What you have to do: Report only how many lines of the entries below contain the string "image".

Data records:
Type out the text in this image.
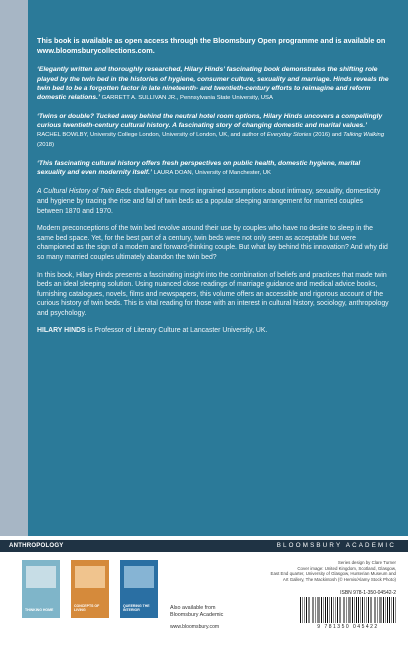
This book is available as open access through the Bloomsbury Open programme and is available on www.bloomsburycollections.com.

‘Elegantly written and thoroughly researched, Hilary Hinds’ fascinating book demonstrates the shifting role played by the twin bed in the histories of hygiene, consumer culture, sexuality and marriage. Hinds reveals the twin bed to be a forgotten factor in late nineteenth- and twentieth-century efforts to reimagine and reform domestic relations.’ GARRETT A. SULLIVAN JR., Pennsylvania State University, USA
‘Twins or double? Tucked away behind the neutral hotel room options, Hilary Hinds uncovers a compellingly curious twentieth-century cultural history. A fascinating story of changing domestic and marital values.’ RACHEL BOWLBY, University College London, University of London, UK, and author of Everyday Stories (2016) and Talking Walking (2018)
‘This fascinating cultural history offers fresh perspectives on public health, domestic hygiene, marital sexuality and even modernity itself.’ LAURA DOAN, University of Manchester, UK

A Cultural History of Twin Beds challenges our most ingrained assumptions about intimacy, sexuality, domesticity and hygiene by tracing the rise and fall of twin beds as a popular sleeping arrangement for married couples between 1870 and 1970.

Modern preconceptions of the twin bed revolve around their use by couples who have no desire to sleep in the same bed space. Yet, for the best part of a century, twin beds were not only seen as acceptable but were championed as the sign of a modern and forward-thinking couple. But what lay behind this innovation? And why did so many married couples ultimately abandon the twin bed?

In this book, Hilary Hinds presents a fascinating insight into the combination of beliefs and practices that made twin beds an ideal sleeping solution. Using nuanced close readings of marriage guidance and medical advice books, furnishing catalogues, novels, films and newspapers, this volume offers an accessible and rigorous account of the curious history of twin beds. This is vital reading for those with an interest in cultural history, sociology, anthropology and psychology.

HILARY HINDS is Professor of Literary Culture at Lancaster University, UK.

ANTHROPOLOGY	BLOOMSBURY ACADEMIC
THINKING HOME
CONCEPTS OF LIVING
QUEERING THE INTERIOR	Also available from
Bloomsbury Academic
www.bloomsbury.com
Series design by Clare Turner
Cover image: United Kingdom, Scotland, Glasgow,
East End quarter, University of Glasgow, Hunterian Museum and
Art Gallery, The Mackintosh (© Hemis/Alamy Stock Photo)
ISBN 978-1-350-04542-2
9 781350 045422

Solution: 2